◆ EXERCISE INSTRUCTIONS: Omit every picture and return the rest of the data unaltered.

==== SUPPLIED ENTRIES

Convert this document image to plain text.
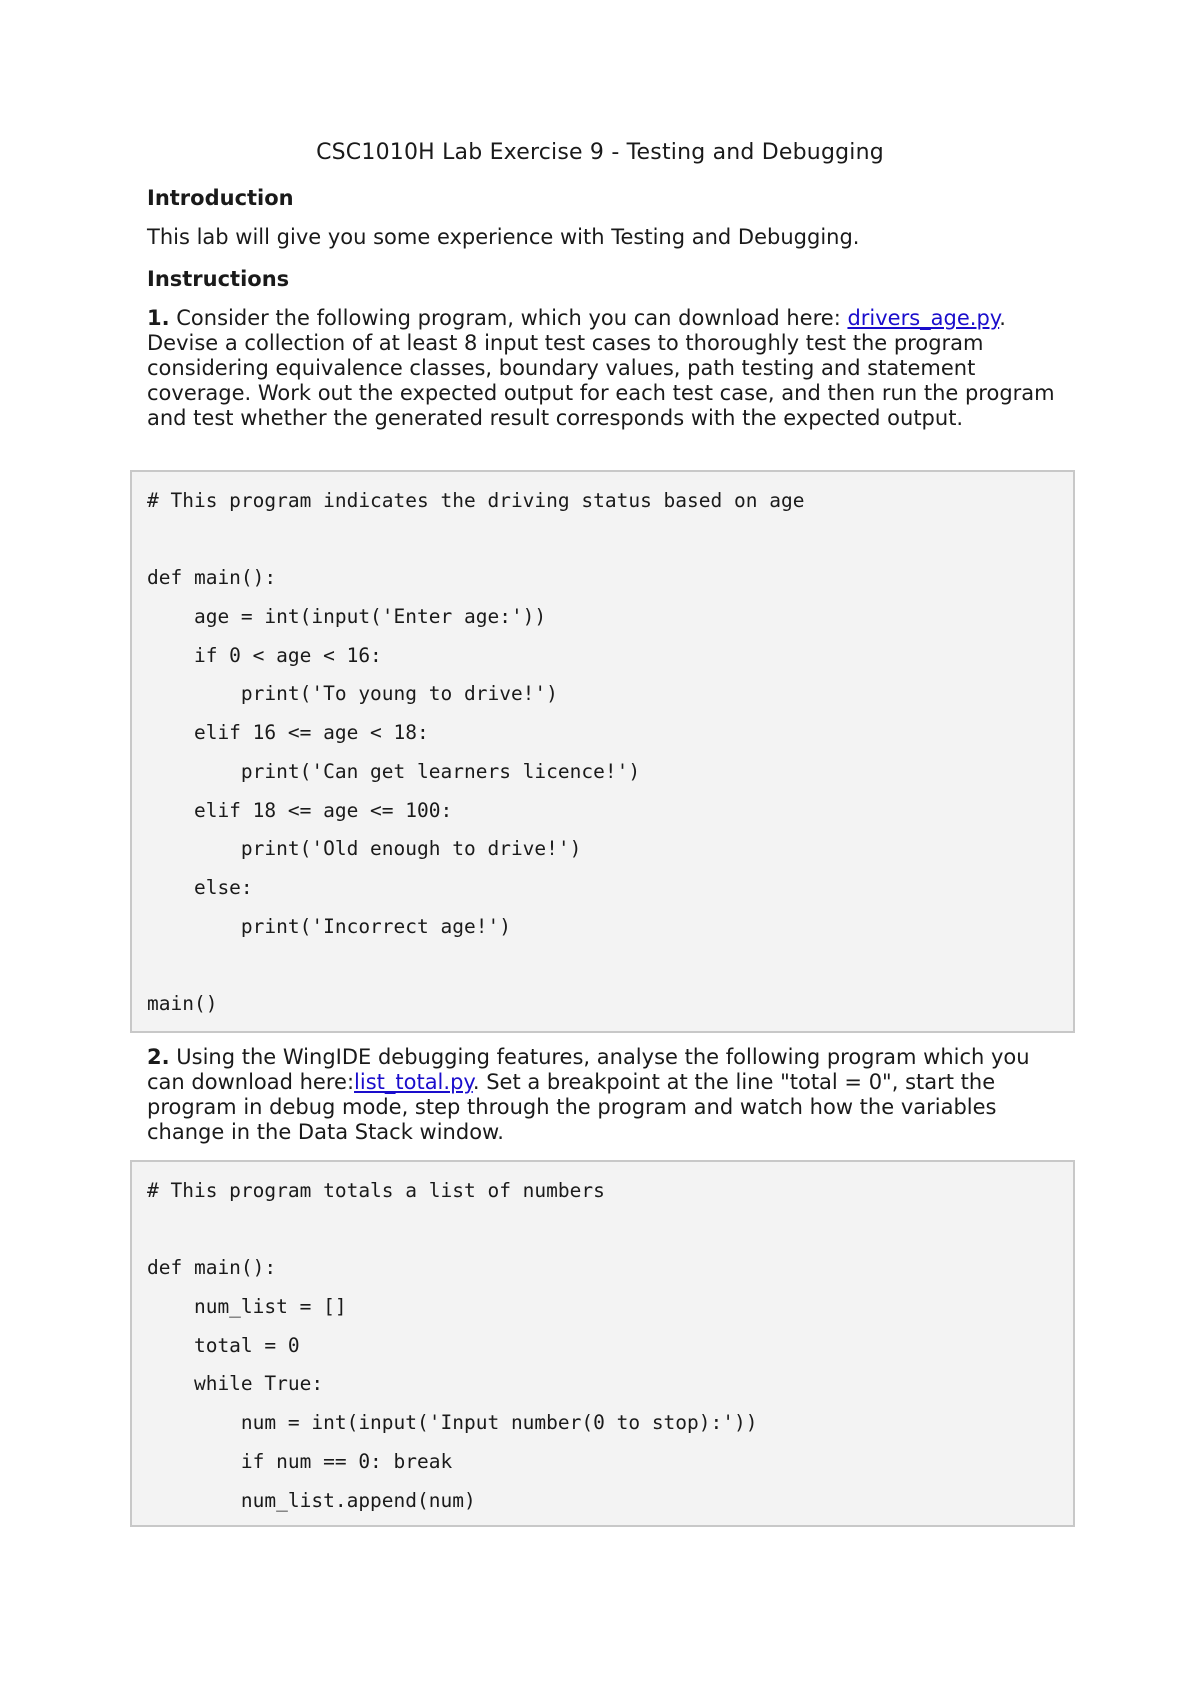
CSC1010H Lab Exercise 9 - Testing and Debugging
Introduction

This lab will give you some experience with Testing and Debugging.

Instructions

1. Consider the following program, which you can download here: drivers_age.py. Devise a collection of at least 8 input test cases to thoroughly test the program considering equivalence classes, boundary values, path testing and statement coverage. Work out the expected output for each test case, and then run the program and test whether the generated result corresponds with the expected output.

# This program indicates the driving status based on age
def main():
age = int(input('Enter age:'))
if 0 < age < 16:
print('To young to drive!')
elif 16 <= age < 18:
print('Can get learners licence!')
elif 18 <= age <= 100:
print('Old enough to drive!')
else:
print('Incorrect age!')
main()

2. Using the WingIDE debugging features, analyse the following program which you can download here:list_total.py. Set a breakpoint at the line "total = 0", start the program in debug mode, step through the program and watch how the variables change in the Data Stack window.

# This program totals a list of numbers
def main():
num_list = []
total = 0
while True:
num = int(input('Input number(0 to stop):'))
if num == 0: break
num_list.append(num)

========

◆ TASK RESULT:
Convert this document image to plain text.
CSC1010H Lab Exercise 9 - Testing and Debugging
Introduction

This lab will give you some experience with Testing and Debugging.

Instructions

1. Consider the following program, which you can download here: drivers_age.py. Devise a collection of at least 8 input test cases to thoroughly test the program considering equivalence classes, boundary values, path testing and statement coverage. Work out the expected output for each test case, and then run the program and test whether the generated result corresponds with the expected output.

# This program indicates the driving status based on age
def main():
age = int(input('Enter age:'))
if 0 < age < 16:
print('To young to drive!')
elif 16 <= age < 18:
print('Can get learners licence!')
elif 18 <= age <= 100:
print('Old enough to drive!')
else:
print('Incorrect age!')
main()

2. Using the WingIDE debugging features, analyse the following program which you can download here:list_total.py. Set a breakpoint at the line "total = 0", start the program in debug mode, step through the program and watch how the variables change in the Data Stack window.

# This program totals a list of numbers
def main():
num_list = []
total = 0
while True:
num = int(input('Input number(0 to stop):'))
if num == 0: break
num_list.append(num)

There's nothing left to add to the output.